- _Rows_:

════════

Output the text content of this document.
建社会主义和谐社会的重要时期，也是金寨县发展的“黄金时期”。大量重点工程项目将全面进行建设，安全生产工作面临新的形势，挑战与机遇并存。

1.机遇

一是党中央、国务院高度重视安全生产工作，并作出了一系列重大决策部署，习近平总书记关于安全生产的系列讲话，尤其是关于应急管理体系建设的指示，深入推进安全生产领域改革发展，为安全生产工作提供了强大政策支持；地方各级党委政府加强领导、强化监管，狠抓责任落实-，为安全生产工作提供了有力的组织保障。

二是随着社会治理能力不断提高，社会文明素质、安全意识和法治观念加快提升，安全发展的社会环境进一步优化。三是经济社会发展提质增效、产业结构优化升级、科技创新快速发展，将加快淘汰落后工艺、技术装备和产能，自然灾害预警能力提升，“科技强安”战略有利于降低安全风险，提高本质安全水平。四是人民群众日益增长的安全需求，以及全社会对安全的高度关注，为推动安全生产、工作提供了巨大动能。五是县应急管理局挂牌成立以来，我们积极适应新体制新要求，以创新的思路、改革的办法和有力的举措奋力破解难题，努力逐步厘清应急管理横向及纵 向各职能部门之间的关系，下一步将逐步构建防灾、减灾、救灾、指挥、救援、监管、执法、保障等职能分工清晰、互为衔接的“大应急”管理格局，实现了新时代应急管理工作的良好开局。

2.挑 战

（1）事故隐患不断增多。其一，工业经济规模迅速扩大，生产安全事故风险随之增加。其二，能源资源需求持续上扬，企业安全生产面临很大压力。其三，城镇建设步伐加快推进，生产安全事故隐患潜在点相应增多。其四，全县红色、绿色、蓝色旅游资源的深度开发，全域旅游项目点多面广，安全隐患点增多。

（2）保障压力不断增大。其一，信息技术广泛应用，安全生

════════

- _Short exercise_: Reproduce each record exactly, leaving nothing out.

- _Answer to this problem_:
Output the text content of this document.
建社会主义和谐社会的重要时期，也是金寨县发展的“黄金时期”。大量重点工程项目将全面进行建设，安全生产工作面临新的形势，挑战与机遇并存。

1.机遇

一是党中央、国务院高度重视安全生产工作，并作出了一系列重大决策部署，习近平总书记关于安全生产的系列讲话，尤其是关于应急管理体系建设的指示，深入推进安全生产领域改革发展，为安全生产工作提供了强大政策支持；地方各级党委政府加强领导、强化监管，狠抓责任落实-，为安全生产工作提供了有力的组织保障。

二是随着社会治理能力不断提高，社会文明素质、安全意识和法治观念加快提升，安全发展的社会环境进一步优化。三是经济社会发展提质增效、产业结构优化升级、科技创新快速发展，将加快淘汰落后工艺、技术装备和产能，自然灾害预警能力提升，“科技强安”战略有利于降低安全风险，提高本质安全水平。四是人民群众日益增长的安全需求，以及全社会对安全的高度关注，为推动安全生产、工作提供了巨大动能。五是县应急管理局挂牌成立以来，我们积极适应新体制新要求，以创新的思路、改革的办法和有力的举措奋力破解难题，努力逐步厘清应急管理横向及纵 向各职能部门之间的关系，下一步将逐步构建防灾、减灾、救灾、指挥、救援、监管、执法、保障等职能分工清晰、互为衔接的“大应急”管理格局，实现了新时代应急管理工作的良好开局。

2.挑 战

（1）事故隐患不断增多。其一，工业经济规模迅速扩大，生产安全事故风险随之增加。其二，能源资源需求持续上扬，企业安全生产面临很大压力。其三，城镇建设步伐加快推进，生产安全事故隐患潜在点相应增多。其四，全县红色、绿色、蓝色旅游资源的深度开发，全域旅游项目点多面广，安全隐患点增多。

（2）保障压力不断增大。其一，信息技术广泛应用，安全生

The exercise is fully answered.